◆ Given request ◆
Only a number is wanted here: the number of lines of the data that include "说法正确".

◆ Information provided ◆
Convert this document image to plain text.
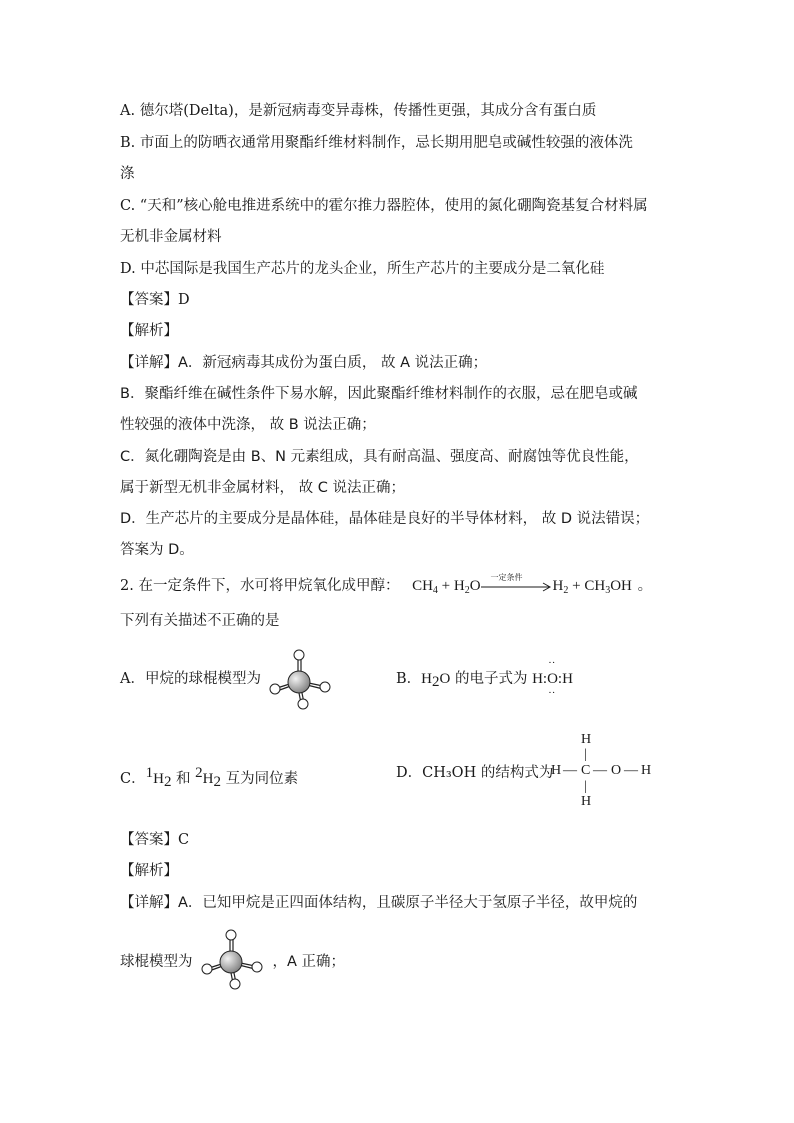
A. 德尔塔(Delta)，是新冠病毒变异毒株，传播性更强，其成分含有蛋白质
B. 市面上的防晒衣通常用聚酯纤维材料制作，忌长期用肥皂或碱性较强的液体洗
涤
C. “天和”核心舱电推进系统中的霍尔推力器腔体，使用的氮化硼陶瓷基复合材料属
无机非金属材料
D. 中芯国际是我国生产芯片的龙头企业，所生产芯片的主要成分是二氧化硅
【答案】D
【解析】
【详解】A．新冠病毒其成份为蛋白质， 故 A 说法正确；
B．聚酯纤维在碱性条件下易水解，因此聚酯纤维材料制作的衣服，忌在肥皂或碱
性较强的液体中洗涤， 故 B 说法正确；
C．氮化硼陶瓷是由 B、N 元素组成，具有耐高温、强度高、耐腐蚀等优良性能，
属于新型无机非金属材料， 故 C 说法正确；
D．生产芯片的主要成分是晶体硅，晶体硅是良好的半导体材料， 故 D 说法错误；
答案为 D。
2. 在一定条件下，水可将甲烷氧化成甲醇： $CH_4 + H_2O$
一定条件
$H_2 + CH_3OH$ 。
下列有关描述不正确的是
A．甲烷的球棍模型为	B．$H_2O$ 的电子式为
··
H:O:H
··
C．$^1H_2$ 和 $^2H_2$ 互为同位素	D．CH₃OH 的结构式为
H
|
H — C — O — H
|
H
【答案】C
【解析】
【详解】A．已知甲烷是正四面体结构，且碳原子半径大于氢原子半径，故甲烷的
球棍模型为	，A 正确；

◆ Result of the exercise ◆
3